→ **Your objective**: Return every record exactly as written.

═════ Working data ═════

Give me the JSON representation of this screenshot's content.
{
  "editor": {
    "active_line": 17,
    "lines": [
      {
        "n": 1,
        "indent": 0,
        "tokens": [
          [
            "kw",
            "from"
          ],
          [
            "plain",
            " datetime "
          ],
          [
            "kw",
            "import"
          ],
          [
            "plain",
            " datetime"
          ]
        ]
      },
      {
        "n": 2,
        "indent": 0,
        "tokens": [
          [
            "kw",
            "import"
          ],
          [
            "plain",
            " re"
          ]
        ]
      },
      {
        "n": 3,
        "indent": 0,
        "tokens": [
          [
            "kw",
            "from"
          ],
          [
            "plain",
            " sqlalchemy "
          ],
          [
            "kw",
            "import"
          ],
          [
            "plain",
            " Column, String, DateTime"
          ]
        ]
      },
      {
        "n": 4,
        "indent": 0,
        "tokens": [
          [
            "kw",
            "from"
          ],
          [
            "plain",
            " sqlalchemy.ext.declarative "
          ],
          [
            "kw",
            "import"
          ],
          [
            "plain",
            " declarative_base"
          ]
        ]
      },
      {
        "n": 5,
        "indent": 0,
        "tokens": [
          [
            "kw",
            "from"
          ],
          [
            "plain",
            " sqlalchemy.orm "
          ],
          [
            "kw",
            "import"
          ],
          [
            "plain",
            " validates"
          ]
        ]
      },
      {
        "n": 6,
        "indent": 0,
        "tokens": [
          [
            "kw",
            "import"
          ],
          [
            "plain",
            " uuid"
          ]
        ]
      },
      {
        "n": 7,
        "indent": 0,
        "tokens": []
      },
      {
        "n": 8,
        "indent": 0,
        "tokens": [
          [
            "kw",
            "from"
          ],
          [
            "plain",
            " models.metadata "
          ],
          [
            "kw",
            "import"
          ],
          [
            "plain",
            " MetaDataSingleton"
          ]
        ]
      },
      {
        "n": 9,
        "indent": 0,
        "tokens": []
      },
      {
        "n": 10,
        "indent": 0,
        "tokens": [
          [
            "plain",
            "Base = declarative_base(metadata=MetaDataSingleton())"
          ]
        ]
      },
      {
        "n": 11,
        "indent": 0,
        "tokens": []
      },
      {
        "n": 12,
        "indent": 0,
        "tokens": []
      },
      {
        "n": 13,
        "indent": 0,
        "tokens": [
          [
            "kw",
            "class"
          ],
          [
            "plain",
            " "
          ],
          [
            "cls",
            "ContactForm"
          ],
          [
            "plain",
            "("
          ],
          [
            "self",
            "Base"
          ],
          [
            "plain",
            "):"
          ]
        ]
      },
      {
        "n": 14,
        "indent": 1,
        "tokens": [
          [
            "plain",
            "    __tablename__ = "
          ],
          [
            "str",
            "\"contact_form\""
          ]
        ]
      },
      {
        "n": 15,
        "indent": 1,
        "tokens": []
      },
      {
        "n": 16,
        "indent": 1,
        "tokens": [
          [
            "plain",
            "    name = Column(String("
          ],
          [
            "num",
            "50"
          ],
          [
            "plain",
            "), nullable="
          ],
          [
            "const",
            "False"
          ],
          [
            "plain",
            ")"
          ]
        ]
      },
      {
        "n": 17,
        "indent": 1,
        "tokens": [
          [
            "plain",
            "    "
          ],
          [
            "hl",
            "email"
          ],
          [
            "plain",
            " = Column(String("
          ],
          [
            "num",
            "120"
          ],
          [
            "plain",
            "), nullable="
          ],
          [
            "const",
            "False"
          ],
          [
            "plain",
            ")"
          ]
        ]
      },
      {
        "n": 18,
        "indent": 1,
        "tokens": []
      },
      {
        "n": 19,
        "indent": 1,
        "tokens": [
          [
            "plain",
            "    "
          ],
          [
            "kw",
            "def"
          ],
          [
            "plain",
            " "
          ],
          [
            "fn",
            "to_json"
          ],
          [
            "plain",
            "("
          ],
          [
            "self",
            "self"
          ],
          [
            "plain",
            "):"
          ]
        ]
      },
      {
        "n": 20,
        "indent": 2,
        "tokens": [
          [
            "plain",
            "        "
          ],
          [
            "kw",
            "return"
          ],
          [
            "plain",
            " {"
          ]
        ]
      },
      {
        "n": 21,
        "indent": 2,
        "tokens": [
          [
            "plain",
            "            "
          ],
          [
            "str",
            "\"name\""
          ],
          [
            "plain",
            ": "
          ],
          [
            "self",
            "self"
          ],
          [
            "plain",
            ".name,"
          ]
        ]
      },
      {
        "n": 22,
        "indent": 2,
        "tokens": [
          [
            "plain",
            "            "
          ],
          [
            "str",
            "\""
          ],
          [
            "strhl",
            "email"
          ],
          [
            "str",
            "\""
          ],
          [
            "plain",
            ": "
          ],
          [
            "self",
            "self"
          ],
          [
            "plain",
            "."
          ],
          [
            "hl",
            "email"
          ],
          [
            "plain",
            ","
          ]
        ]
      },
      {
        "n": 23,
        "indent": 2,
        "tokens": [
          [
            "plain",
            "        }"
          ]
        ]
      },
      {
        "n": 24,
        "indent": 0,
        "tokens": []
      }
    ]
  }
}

═════

→ **Complete output**:
Give me the JSON representation of this screenshot's content.
{
  "editor": {
    "active_line": 17,
    "lines": [
      {
        "n": 1,
        "indent": 0,
        "tokens": [
          [
            "kw",
            "from"
          ],
          [
            "plain",
            " datetime "
          ],
          [
            "kw",
            "import"
          ],
          [
            "plain",
            " datetime"
          ]
        ]
      },
      {
        "n": 2,
        "indent": 0,
        "tokens": [
          [
            "kw",
            "import"
          ],
          [
            "plain",
            " re"
          ]
        ]
      },
      {
        "n": 3,
        "indent": 0,
        "tokens": [
          [
            "kw",
            "from"
          ],
          [
            "plain",
            " sqlalchemy "
          ],
          [
            "kw",
            "import"
          ],
          [
            "plain",
            " Column, String, DateTime"
          ]
        ]
      },
      {
        "n": 4,
        "indent": 0,
        "tokens": [
          [
            "kw",
            "from"
          ],
          [
            "plain",
            " sqlalchemy.ext.declarative "
          ],
          [
            "kw",
            "import"
          ],
          [
            "plain",
            " declarative_base"
          ]
        ]
      },
      {
        "n": 5,
        "indent": 0,
        "tokens": [
          [
            "kw",
            "from"
          ],
          [
            "plain",
            " sqlalchemy.orm "
          ],
          [
            "kw",
            "import"
          ],
          [
            "plain",
            " validates"
          ]
        ]
      },
      {
        "n": 6,
        "indent": 0,
        "tokens": [
          [
            "kw",
            "import"
          ],
          [
            "plain",
            " uuid"
          ]
        ]
      },
      {
        "n": 7,
        "indent": 0,
        "tokens": []
      },
      {
        "n": 8,
        "indent": 0,
        "tokens": [
          [
            "kw",
            "from"
          ],
          [
            "plain",
            " models.metadata "
          ],
          [
            "kw",
            "import"
          ],
          [
            "plain",
            " MetaDataSingleton"
          ]
        ]
      },
      {
        "n": 9,
        "indent": 0,
        "tokens": []
      },
      {
        "n": 10,
        "indent": 0,
        "tokens": [
          [
            "plain",
            "Base = declarative_base(metadata=MetaDataSingleton())"
          ]
        ]
      },
      {
        "n": 11,
        "indent": 0,
        "tokens": []
      },
      {
        "n": 12,
        "indent": 0,
        "tokens": []
      },
      {
        "n": 13,
        "indent": 0,
        "tokens": [
          [
            "kw",
            "class"
          ],
          [
            "plain",
            " "
          ],
          [
            "cls",
            "ContactForm"
          ],
          [
            "plain",
            "("
          ],
          [
            "self",
            "Base"
          ],
          [
            "plain",
            "):"
          ]
        ]
      },
      {
        "n": 14,
        "indent": 1,
        "tokens": [
          [
            "plain",
            "    __tablename__ = "
          ],
          [
            "str",
            "\"contact_form\""
          ]
        ]
      },
      {
        "n": 15,
        "indent": 1,
        "tokens": []
      },
      {
        "n": 16,
        "indent": 1,
        "tokens": [
          [
            "plain",
            "    name = Column(String("
          ],
          [
            "num",
            "50"
          ],
          [
            "plain",
            "), nullable="
          ],
          [
            "const",
            "False"
          ],
          [
            "plain",
            ")"
          ]
        ]
      },
      {
        "n": 17,
        "indent": 1,
        "tokens": [
          [
            "plain",
            "    "
          ],
          [
            "hl",
            "email"
          ],
          [
            "plain",
            " = Column(String("
          ],
          [
            "num",
            "120"
          ],
          [
            "plain",
            "), nullable="
          ],
          [
            "const",
            "False"
          ],
          [
            "plain",
            ")"
          ]
        ]
      },
      {
        "n": 18,
        "indent": 1,
        "tokens": []
      },
      {
        "n": 19,
        "indent": 1,
        "tokens": [
          [
            "plain",
            "    "
          ],
          [
            "kw",
            "def"
          ],
          [
            "plain",
            " "
          ],
          [
            "fn",
            "to_json"
          ],
          [
            "plain",
            "("
          ],
          [
            "self",
            "self"
          ],
          [
            "plain",
            "):"
          ]
        ]
      },
      {
        "n": 20,
        "indent": 2,
        "tokens": [
          [
            "plain",
            "        "
          ],
          [
            "kw",
            "return"
          ],
          [
            "plain",
            " {"
          ]
        ]
      },
      {
        "n": 21,
        "indent": 2,
        "tokens": [
          [
            "plain",
            "            "
          ],
          [
            "str",
            "\"name\""
          ],
          [
            "plain",
            ": "
          ],
          [
            "self",
            "self"
          ],
          [
            "plain",
            ".name,"
          ]
        ]
      },
      {
        "n": 22,
        "indent": 2,
        "tokens": [
          [
            "plain",
            "            "
          ],
          [
            "str",
            "\""
          ],
          [
            "strhl",
            "email"
          ],
          [
            "str",
            "\""
          ],
          [
            "plain",
            ": "
          ],
          [
            "self",
            "self"
          ],
          [
            "plain",
            "."
          ],
          [
            "hl",
            "email"
          ],
          [
            "plain",
            ","
          ]
        ]
      },
      {
        "n": 23,
        "indent": 2,
        "tokens": [
          [
            "plain",
            "        }"
          ]
        ]
      },
      {
        "n": 24,
        "indent": 0,
        "tokens": []
      }
    ]
  }
}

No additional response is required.